[Dataset items]
## start
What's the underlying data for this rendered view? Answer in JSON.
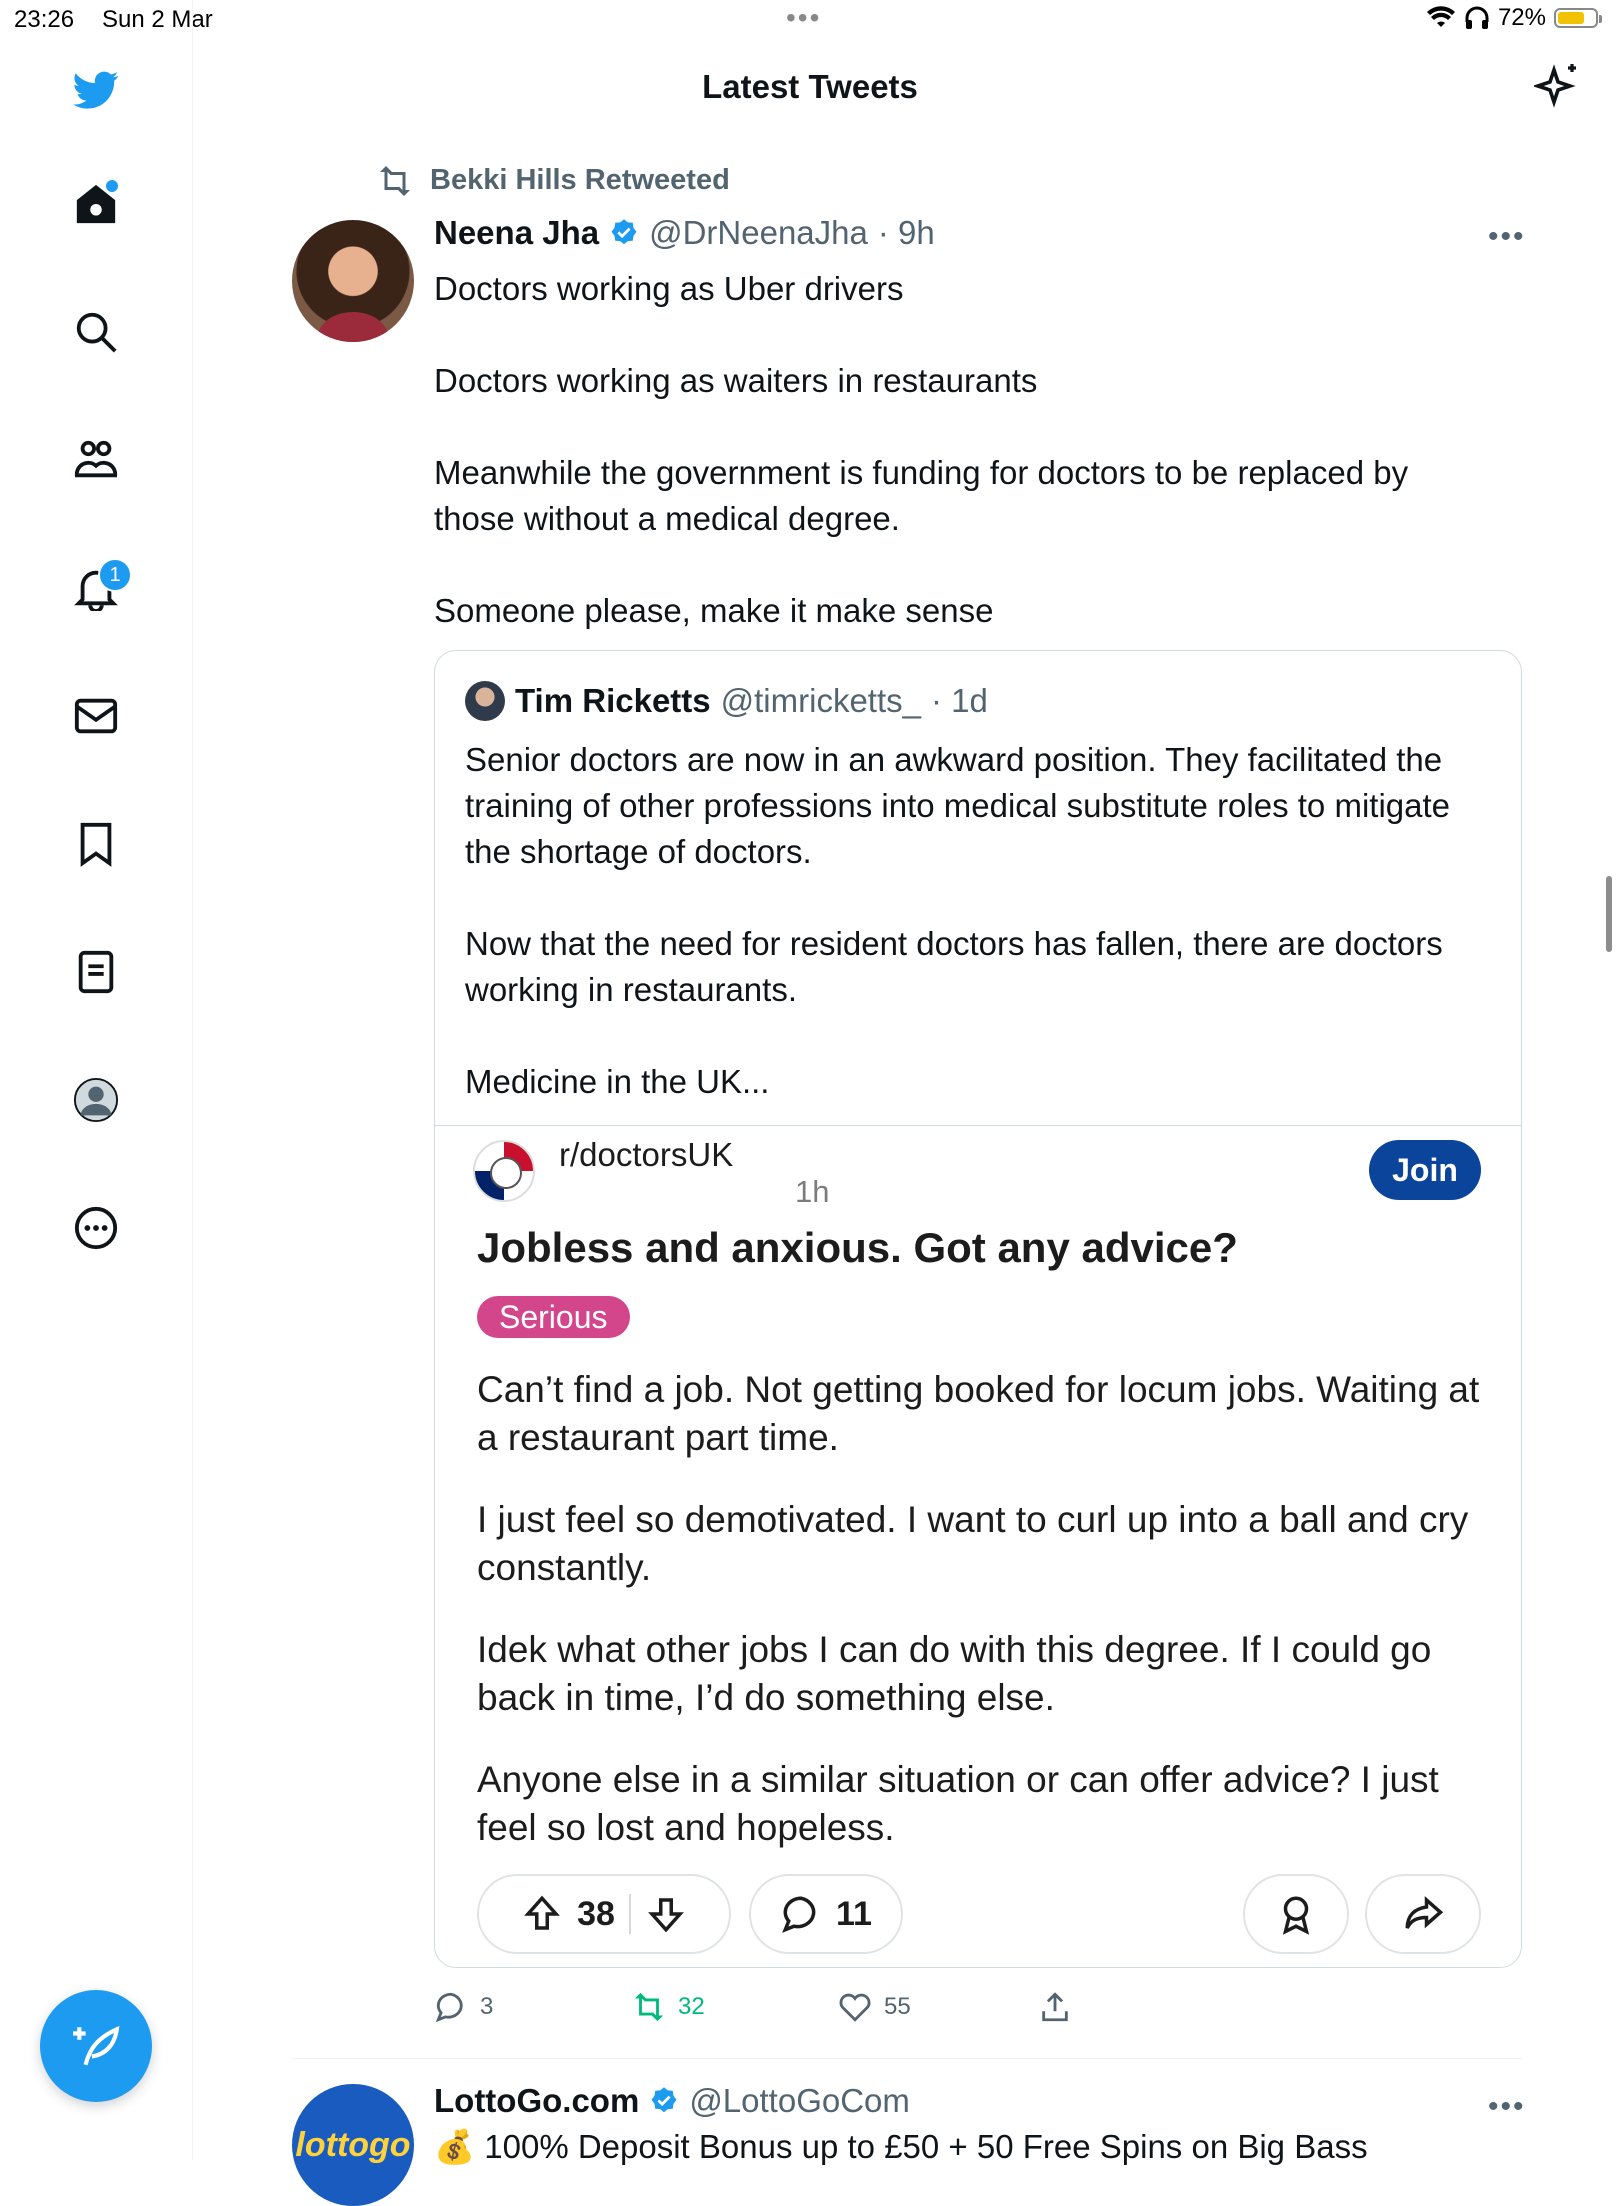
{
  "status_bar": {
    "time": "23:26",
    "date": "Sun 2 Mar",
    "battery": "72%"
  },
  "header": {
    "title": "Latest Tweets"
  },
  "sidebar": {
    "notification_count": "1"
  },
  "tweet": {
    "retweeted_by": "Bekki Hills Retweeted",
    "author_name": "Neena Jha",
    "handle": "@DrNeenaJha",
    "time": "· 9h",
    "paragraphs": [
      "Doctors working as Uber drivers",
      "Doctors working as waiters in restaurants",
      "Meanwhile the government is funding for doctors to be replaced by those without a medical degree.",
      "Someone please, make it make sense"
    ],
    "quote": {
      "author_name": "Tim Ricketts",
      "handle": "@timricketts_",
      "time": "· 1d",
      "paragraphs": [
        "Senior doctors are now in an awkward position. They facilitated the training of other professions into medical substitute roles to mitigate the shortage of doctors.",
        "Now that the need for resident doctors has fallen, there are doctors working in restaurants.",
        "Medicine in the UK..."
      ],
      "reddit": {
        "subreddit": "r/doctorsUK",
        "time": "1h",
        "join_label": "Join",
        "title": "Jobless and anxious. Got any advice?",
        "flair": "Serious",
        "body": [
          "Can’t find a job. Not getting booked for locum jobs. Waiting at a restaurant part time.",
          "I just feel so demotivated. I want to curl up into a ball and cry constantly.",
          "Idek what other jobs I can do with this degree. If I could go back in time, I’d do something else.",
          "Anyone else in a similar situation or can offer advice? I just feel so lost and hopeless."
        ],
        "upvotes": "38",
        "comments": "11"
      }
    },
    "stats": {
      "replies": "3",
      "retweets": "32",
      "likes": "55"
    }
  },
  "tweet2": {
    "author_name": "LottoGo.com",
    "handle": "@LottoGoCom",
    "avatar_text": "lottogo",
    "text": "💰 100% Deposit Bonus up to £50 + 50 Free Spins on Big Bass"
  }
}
## end
## start
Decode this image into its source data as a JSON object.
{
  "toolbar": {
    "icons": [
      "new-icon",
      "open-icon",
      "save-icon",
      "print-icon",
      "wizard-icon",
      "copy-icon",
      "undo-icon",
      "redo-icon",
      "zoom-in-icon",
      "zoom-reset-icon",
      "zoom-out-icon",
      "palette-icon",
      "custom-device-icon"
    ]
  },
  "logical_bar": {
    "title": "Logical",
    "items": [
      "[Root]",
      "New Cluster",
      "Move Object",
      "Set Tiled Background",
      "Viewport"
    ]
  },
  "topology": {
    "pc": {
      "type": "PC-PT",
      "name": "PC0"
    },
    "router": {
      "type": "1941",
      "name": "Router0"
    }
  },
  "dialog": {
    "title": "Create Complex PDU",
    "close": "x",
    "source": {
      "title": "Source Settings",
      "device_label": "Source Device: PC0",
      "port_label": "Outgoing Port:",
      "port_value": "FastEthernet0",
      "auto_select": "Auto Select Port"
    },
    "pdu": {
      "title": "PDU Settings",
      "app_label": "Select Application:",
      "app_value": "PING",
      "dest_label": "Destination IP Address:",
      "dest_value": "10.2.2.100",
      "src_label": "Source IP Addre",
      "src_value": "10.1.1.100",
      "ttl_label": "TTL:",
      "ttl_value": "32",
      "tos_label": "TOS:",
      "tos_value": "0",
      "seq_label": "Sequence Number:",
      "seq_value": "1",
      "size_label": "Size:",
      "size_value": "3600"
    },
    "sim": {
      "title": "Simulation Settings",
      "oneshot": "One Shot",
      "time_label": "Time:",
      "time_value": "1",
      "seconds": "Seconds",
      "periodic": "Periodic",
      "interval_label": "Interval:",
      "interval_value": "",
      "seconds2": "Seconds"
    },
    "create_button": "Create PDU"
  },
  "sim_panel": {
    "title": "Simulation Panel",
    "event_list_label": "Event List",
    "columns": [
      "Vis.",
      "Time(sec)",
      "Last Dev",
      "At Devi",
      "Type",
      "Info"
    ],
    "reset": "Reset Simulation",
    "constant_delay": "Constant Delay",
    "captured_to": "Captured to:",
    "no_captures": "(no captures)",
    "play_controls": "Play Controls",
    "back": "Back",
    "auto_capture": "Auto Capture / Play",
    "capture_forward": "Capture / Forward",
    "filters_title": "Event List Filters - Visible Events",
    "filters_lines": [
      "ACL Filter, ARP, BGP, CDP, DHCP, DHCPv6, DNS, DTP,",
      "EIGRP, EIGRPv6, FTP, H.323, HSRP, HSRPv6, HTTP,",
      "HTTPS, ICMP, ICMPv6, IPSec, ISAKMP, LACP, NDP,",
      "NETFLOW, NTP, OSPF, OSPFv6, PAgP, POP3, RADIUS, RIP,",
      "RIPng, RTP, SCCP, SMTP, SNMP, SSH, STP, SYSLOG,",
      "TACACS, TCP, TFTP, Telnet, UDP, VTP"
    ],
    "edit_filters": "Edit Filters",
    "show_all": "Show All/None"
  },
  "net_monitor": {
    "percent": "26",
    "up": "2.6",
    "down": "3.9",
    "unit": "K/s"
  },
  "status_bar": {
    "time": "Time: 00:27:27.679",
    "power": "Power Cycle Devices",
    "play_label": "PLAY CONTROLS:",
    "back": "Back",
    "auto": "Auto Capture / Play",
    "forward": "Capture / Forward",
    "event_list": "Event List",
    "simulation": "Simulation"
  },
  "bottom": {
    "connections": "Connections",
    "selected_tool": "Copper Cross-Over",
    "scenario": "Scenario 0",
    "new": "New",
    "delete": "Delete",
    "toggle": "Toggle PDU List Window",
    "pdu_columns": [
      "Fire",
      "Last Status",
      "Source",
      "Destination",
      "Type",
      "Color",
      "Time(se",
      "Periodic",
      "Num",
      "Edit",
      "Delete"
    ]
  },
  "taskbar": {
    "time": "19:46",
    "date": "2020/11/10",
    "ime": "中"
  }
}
## end
## start
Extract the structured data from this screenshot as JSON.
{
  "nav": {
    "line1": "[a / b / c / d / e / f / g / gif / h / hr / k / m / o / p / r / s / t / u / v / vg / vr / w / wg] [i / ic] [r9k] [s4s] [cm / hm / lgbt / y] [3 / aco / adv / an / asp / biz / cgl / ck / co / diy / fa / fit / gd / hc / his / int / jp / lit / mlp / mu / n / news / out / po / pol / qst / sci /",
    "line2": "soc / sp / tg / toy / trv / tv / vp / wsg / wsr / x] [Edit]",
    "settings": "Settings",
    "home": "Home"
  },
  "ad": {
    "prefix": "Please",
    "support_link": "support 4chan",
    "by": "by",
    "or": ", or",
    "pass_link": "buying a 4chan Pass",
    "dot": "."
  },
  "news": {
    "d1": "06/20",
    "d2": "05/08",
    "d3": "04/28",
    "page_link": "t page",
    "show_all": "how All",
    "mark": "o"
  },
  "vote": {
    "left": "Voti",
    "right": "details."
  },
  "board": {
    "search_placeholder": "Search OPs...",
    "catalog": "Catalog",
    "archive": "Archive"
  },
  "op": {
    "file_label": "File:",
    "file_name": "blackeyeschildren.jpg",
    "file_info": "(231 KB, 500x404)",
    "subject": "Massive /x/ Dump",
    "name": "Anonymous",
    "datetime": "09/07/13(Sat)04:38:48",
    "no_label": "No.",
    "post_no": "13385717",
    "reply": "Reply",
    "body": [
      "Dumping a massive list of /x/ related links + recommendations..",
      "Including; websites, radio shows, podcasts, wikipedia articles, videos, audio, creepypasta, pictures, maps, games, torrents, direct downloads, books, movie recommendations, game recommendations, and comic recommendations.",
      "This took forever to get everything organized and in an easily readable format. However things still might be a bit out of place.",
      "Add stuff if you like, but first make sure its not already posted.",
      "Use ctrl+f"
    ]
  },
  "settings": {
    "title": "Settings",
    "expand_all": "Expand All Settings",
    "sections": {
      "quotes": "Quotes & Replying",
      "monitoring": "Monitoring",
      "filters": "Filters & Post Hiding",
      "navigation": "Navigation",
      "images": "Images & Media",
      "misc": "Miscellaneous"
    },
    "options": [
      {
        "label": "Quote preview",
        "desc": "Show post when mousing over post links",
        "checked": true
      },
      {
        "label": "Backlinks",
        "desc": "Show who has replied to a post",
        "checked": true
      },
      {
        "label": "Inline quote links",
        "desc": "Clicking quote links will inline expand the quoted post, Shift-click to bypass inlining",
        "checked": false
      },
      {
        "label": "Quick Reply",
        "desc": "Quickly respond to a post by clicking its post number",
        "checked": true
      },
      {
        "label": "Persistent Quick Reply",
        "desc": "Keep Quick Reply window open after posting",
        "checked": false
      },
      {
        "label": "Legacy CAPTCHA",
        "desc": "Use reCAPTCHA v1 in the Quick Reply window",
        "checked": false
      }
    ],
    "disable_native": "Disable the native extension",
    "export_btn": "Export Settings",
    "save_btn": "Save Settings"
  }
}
## end
- **Exercise objective**: Collect every line from the records above that contains the word "degree".

- **Problem solution**:
      "Meanwhile the government is funding for doctors to be replaced by those without a medical degree.",
          "Idek what other jobs I can do with this degree. If I could go back in time, I’d do something else.",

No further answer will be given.